(Dataset items)
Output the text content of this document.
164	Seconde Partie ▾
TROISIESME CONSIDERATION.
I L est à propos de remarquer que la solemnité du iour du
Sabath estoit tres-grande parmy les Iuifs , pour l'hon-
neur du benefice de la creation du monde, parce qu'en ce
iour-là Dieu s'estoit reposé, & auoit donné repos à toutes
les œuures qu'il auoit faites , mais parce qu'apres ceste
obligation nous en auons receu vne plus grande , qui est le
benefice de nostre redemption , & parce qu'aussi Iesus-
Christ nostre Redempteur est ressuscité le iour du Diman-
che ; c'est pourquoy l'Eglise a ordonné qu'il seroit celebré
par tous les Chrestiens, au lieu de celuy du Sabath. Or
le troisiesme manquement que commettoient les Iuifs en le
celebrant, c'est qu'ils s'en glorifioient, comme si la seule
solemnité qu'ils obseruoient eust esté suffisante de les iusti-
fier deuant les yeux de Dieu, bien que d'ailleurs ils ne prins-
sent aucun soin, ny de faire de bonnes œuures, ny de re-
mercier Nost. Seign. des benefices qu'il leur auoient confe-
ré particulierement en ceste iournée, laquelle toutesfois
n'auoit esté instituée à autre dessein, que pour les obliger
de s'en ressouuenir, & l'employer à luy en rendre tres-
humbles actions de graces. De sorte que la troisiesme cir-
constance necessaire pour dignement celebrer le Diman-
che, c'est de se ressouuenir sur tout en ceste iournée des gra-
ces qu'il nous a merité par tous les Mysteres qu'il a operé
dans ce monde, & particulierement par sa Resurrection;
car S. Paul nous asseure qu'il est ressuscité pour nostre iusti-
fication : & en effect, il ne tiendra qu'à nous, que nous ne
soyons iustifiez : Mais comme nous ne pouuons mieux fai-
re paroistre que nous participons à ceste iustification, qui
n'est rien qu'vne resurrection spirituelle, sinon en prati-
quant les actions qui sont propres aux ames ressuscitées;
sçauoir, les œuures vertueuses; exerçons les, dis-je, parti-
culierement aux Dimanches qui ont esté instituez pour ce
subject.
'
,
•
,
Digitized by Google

WRITTEN TASK. Reproduce all of the data exactly as given.

SOLUTION FOR THIS TASK.
Output the text content of this document.
164	Seconde Partie ▾
TROISIESME CONSIDERATION.
I L est à propos de remarquer que la solemnité du iour du
Sabath estoit tres-grande parmy les Iuifs , pour l'hon-
neur du benefice de la creation du monde, parce qu'en ce
iour-là Dieu s'estoit reposé, & auoit donné repos à toutes
les œuures qu'il auoit faites , mais parce qu'apres ceste
obligation nous en auons receu vne plus grande , qui est le
benefice de nostre redemption , & parce qu'aussi Iesus-
Christ nostre Redempteur est ressuscité le iour du Diman-
che ; c'est pourquoy l'Eglise a ordonné qu'il seroit celebré
par tous les Chrestiens, au lieu de celuy du Sabath. Or
le troisiesme manquement que commettoient les Iuifs en le
celebrant, c'est qu'ils s'en glorifioient, comme si la seule
solemnité qu'ils obseruoient eust esté suffisante de les iusti-
fier deuant les yeux de Dieu, bien que d'ailleurs ils ne prins-
sent aucun soin, ny de faire de bonnes œuures, ny de re-
mercier Nost. Seign. des benefices qu'il leur auoient confe-
ré particulierement en ceste iournée, laquelle toutesfois
n'auoit esté instituée à autre dessein, que pour les obliger
de s'en ressouuenir, & l'employer à luy en rendre tres-
humbles actions de graces. De sorte que la troisiesme cir-
constance necessaire pour dignement celebrer le Diman-
che, c'est de se ressouuenir sur tout en ceste iournée des gra-
ces qu'il nous a merité par tous les Mysteres qu'il a operé
dans ce monde, & particulierement par sa Resurrection;
car S. Paul nous asseure qu'il est ressuscité pour nostre iusti-
fication : & en effect, il ne tiendra qu'à nous, que nous ne
soyons iustifiez : Mais comme nous ne pouuons mieux fai-
re paroistre que nous participons à ceste iustification, qui
n'est rien qu'vne resurrection spirituelle, sinon en prati-
quant les actions qui sont propres aux ames ressuscitées;
sçauoir, les œuures vertueuses; exerçons les, dis-je, parti-
culierement aux Dimanches qui ont esté instituez pour ce
subject.
'
,
•
,
Digitized by Google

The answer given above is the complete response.